▸ Task input
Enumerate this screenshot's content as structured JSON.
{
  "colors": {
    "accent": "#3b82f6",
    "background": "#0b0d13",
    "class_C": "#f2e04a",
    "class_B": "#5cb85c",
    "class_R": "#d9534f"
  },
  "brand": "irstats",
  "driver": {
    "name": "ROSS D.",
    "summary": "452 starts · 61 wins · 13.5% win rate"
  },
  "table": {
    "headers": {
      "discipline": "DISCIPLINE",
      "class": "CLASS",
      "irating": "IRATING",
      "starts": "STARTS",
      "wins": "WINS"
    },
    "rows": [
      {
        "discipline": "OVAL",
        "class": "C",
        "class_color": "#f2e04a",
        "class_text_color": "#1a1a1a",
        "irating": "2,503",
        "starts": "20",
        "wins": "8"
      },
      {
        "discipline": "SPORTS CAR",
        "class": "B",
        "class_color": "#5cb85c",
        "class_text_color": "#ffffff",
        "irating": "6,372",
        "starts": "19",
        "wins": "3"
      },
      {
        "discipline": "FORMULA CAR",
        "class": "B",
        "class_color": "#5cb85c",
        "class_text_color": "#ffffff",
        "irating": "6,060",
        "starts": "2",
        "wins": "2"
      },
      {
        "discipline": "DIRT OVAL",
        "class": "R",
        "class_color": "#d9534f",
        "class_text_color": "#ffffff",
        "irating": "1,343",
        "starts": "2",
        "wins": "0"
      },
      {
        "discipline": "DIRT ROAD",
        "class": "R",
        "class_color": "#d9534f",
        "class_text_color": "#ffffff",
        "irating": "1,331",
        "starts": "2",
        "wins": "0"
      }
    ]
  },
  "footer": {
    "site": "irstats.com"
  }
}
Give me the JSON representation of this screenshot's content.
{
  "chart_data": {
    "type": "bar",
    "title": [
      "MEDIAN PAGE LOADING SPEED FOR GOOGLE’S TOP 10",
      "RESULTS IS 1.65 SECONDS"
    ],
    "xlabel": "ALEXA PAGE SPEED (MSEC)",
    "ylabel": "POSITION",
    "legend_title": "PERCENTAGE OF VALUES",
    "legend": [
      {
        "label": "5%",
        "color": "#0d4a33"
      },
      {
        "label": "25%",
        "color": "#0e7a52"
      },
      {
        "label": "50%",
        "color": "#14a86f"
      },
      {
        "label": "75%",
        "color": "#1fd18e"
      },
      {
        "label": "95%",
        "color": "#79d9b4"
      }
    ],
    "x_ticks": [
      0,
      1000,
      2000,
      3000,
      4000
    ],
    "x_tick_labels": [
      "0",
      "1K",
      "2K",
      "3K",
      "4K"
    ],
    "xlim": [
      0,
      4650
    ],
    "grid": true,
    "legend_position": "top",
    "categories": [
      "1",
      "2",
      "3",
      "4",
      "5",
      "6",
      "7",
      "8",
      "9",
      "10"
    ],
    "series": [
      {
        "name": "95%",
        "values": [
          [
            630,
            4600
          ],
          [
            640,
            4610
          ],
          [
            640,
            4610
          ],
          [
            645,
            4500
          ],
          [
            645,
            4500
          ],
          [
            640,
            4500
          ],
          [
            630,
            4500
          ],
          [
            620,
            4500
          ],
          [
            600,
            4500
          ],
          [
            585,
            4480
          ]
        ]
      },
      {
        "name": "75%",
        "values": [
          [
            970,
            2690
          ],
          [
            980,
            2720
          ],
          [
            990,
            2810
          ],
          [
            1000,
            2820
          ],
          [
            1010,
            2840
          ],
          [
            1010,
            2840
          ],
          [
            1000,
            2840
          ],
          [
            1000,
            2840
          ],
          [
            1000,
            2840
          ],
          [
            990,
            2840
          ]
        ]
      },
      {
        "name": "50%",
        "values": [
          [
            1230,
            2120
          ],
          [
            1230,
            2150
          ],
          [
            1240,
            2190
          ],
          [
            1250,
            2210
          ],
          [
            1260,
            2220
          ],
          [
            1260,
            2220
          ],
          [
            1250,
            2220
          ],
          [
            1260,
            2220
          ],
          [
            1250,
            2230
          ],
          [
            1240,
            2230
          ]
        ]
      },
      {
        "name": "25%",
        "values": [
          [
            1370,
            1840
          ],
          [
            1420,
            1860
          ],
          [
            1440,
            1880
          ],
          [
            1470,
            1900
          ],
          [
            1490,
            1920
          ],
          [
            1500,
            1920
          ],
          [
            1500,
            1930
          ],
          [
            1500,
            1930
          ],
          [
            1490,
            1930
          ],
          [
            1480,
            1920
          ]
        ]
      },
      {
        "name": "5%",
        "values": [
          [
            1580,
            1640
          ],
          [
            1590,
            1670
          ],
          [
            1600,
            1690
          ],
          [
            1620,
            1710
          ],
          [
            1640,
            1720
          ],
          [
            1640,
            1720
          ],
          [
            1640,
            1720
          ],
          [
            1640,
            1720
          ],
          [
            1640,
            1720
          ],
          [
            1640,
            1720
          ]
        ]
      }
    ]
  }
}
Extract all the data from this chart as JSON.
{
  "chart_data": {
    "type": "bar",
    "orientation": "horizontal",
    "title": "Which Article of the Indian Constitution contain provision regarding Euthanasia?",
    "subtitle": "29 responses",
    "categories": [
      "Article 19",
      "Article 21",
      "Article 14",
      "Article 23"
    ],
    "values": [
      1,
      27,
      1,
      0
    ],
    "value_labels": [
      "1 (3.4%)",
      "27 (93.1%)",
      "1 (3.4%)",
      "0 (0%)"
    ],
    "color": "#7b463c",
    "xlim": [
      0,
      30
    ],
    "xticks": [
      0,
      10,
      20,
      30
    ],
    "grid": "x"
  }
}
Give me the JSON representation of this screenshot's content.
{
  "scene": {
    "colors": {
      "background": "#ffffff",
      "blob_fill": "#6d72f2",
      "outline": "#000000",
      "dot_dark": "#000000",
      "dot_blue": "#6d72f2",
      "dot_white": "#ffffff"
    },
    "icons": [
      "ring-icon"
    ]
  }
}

▸ Given task
Lines containing the word "DIRT" must all be returned from the material above.

▸ Result of this exercise
        "discipline": "DIRT OVAL",
        "discipline": "DIRT ROAD",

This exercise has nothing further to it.